» **GIVEN PROBLEM**: Identify and pull out each line of the entries in which "JSON" occurs.

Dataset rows
----------

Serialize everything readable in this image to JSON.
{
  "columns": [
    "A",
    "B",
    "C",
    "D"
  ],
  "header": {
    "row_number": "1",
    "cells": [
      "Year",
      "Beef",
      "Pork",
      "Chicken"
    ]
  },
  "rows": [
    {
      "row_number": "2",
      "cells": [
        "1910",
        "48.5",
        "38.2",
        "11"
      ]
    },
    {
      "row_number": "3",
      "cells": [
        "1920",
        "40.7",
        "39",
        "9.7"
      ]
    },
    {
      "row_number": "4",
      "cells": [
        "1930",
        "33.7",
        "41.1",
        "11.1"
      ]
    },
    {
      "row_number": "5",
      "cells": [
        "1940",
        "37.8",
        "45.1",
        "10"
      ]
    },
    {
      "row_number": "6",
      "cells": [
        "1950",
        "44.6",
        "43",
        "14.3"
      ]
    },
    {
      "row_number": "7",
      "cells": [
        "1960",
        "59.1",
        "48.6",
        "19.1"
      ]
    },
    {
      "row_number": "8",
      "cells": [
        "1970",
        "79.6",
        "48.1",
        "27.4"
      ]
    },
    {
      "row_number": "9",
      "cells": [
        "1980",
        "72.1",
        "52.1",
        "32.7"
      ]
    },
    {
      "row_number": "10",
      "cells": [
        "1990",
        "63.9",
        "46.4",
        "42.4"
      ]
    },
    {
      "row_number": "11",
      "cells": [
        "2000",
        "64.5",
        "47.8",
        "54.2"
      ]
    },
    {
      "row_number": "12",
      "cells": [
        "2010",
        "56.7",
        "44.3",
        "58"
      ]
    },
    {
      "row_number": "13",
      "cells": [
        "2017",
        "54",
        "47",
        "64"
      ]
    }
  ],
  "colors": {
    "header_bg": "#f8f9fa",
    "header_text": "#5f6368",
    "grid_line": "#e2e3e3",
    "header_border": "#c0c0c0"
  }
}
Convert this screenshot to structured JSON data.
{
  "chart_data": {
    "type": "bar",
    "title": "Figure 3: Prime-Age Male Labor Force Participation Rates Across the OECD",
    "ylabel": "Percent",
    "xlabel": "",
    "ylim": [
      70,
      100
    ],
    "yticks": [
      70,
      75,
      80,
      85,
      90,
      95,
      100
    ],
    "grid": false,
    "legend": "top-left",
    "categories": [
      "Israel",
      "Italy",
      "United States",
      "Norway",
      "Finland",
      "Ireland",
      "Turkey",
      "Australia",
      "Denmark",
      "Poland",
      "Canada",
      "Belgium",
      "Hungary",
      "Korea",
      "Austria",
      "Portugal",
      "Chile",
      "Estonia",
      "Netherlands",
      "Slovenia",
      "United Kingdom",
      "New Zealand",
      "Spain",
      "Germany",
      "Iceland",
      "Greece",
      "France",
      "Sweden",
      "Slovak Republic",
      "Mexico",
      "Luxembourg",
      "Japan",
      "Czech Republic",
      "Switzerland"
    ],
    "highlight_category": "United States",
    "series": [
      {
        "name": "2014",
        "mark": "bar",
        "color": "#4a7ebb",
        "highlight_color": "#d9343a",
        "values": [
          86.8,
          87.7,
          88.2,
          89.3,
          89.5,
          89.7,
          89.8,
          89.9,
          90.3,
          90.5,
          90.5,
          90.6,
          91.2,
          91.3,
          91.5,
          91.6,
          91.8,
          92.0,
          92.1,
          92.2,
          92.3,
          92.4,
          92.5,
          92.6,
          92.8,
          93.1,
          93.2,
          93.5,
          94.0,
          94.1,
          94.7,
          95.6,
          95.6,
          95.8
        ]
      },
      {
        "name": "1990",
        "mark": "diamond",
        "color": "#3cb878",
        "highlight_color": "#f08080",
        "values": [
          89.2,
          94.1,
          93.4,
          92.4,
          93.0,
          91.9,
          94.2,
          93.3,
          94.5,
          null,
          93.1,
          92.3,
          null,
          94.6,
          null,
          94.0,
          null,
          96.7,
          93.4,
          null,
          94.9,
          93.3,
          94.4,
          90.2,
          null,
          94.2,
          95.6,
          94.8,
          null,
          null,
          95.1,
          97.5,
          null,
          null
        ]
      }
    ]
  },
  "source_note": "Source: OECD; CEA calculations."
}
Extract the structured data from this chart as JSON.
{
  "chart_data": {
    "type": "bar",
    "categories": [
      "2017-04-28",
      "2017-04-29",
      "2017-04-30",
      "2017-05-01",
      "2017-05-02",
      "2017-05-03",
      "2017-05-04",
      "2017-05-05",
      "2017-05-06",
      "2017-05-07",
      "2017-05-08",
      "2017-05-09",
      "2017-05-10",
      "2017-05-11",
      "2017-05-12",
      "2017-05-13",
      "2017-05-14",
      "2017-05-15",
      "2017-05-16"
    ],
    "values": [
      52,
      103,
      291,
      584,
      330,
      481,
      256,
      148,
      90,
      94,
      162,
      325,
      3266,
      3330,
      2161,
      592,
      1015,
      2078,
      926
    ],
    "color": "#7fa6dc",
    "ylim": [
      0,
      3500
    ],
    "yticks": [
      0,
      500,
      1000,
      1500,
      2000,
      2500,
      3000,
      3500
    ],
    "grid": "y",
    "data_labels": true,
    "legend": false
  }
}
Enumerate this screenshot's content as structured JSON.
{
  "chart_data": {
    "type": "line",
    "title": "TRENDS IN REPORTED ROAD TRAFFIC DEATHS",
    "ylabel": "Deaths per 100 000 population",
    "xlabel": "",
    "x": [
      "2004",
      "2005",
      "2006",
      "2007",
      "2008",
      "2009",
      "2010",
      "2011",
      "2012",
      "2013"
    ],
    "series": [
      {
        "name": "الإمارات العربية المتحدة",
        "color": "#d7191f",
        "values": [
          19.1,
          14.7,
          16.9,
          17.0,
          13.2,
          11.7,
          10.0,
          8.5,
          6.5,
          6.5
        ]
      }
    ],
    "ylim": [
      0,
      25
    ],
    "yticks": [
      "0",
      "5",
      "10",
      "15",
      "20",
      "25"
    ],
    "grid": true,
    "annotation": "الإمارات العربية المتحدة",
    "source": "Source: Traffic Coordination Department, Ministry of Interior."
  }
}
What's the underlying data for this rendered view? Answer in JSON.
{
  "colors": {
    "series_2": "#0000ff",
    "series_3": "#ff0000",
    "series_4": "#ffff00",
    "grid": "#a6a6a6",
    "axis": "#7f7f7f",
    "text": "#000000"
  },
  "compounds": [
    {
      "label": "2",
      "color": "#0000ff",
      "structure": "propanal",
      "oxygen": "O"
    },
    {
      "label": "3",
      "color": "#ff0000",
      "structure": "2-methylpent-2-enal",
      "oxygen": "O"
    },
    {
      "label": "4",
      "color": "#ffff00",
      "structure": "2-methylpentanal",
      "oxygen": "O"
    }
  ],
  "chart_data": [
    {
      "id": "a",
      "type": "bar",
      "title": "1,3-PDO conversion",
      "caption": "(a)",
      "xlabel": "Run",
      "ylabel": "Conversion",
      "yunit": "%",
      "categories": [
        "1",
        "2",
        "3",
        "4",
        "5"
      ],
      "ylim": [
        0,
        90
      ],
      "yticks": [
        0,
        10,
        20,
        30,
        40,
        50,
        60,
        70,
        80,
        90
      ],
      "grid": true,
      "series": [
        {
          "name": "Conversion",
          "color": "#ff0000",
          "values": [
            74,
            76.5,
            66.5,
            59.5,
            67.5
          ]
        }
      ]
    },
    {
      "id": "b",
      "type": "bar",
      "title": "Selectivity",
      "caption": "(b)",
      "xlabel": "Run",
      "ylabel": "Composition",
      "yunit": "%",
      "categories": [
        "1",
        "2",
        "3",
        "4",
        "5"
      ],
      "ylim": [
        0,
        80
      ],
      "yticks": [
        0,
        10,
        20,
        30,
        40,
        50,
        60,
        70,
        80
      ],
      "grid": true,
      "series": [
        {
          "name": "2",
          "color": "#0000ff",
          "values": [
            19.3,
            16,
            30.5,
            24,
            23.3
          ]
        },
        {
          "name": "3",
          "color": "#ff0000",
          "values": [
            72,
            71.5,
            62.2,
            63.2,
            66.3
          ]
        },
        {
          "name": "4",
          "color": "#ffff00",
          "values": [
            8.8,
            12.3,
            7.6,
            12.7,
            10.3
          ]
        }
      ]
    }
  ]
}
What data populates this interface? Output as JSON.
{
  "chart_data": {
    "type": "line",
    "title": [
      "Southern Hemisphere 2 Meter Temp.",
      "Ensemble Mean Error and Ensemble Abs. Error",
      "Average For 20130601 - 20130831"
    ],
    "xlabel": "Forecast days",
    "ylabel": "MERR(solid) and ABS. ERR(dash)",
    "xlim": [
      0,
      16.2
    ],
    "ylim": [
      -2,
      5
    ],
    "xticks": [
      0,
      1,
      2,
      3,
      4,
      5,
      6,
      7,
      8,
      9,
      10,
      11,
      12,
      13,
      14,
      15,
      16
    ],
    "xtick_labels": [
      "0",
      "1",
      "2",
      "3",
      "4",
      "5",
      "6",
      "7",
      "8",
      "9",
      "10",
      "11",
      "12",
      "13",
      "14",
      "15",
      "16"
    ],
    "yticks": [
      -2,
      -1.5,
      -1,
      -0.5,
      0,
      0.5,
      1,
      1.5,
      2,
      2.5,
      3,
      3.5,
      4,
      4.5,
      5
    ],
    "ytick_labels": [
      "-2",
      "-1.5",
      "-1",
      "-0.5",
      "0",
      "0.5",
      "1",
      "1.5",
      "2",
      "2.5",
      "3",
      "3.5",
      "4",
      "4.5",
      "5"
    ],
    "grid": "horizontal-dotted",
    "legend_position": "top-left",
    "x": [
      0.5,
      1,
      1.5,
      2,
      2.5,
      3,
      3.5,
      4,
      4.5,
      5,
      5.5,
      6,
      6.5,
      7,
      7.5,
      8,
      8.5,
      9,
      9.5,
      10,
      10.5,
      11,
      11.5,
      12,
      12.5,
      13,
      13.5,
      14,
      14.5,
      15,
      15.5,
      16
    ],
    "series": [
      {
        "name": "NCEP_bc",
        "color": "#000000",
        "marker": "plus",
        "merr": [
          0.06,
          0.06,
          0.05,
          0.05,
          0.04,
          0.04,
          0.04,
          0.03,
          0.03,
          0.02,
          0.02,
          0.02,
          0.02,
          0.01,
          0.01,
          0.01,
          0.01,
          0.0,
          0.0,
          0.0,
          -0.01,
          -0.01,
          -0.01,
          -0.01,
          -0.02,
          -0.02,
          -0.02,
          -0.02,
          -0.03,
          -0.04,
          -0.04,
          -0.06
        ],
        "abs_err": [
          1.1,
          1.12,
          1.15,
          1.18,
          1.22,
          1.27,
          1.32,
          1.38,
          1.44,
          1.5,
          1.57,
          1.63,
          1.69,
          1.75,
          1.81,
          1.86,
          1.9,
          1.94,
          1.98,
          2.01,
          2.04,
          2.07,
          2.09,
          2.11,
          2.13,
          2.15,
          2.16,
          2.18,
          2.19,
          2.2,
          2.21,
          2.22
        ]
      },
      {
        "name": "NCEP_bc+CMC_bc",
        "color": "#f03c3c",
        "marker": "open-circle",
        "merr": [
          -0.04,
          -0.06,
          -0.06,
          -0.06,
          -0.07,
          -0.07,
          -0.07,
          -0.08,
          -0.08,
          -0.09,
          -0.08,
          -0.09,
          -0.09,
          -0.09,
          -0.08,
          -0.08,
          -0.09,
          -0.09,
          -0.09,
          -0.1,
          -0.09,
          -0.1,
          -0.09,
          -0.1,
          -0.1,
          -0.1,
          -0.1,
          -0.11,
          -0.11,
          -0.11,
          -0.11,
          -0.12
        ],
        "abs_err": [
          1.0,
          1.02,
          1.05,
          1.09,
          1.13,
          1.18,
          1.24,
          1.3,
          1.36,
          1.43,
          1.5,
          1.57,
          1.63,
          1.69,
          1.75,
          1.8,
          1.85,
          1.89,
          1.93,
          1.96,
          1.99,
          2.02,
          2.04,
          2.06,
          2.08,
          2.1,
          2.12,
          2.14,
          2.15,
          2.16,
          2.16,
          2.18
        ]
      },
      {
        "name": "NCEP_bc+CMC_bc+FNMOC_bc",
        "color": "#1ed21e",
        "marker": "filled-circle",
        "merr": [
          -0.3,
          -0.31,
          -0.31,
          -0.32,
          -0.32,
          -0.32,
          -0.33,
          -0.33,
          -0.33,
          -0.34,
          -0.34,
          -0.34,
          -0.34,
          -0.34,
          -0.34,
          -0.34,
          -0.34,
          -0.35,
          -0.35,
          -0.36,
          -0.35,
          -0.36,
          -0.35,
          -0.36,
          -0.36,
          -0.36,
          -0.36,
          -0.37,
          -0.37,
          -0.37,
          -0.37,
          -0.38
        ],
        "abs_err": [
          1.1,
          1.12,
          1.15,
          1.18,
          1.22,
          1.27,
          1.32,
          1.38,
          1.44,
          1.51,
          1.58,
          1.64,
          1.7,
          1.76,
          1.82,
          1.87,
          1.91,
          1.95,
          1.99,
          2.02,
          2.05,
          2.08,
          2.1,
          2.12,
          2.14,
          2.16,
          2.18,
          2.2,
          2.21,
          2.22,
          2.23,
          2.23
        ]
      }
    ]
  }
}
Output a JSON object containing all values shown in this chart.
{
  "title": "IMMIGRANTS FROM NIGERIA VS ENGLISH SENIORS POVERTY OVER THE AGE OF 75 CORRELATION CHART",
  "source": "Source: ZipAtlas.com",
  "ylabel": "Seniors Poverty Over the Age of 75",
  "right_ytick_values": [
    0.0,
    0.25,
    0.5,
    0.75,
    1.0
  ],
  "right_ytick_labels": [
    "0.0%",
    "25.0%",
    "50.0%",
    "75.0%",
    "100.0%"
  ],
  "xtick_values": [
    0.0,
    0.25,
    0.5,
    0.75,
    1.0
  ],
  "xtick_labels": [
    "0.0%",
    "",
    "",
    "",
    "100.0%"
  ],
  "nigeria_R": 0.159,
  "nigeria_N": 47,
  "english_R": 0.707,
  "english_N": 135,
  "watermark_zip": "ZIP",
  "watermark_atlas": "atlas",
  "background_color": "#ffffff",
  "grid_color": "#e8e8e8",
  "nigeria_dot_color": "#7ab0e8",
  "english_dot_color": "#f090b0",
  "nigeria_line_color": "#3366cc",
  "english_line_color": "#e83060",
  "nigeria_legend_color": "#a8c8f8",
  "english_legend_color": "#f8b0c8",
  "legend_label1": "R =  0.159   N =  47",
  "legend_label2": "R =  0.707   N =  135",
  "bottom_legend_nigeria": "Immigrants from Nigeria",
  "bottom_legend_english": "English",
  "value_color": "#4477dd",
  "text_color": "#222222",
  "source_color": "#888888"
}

----------

» **TASK ANSWER**:
Serialize everything readable in this image to JSON.
Convert this screenshot to structured JSON data.
Extract the structured data from this chart as JSON.
Enumerate this screenshot's content as structured JSON.
What's the underlying data for this rendered view? Answer in JSON.
What data populates this interface? Output as JSON.
Output a JSON object containing all values shown in this chart.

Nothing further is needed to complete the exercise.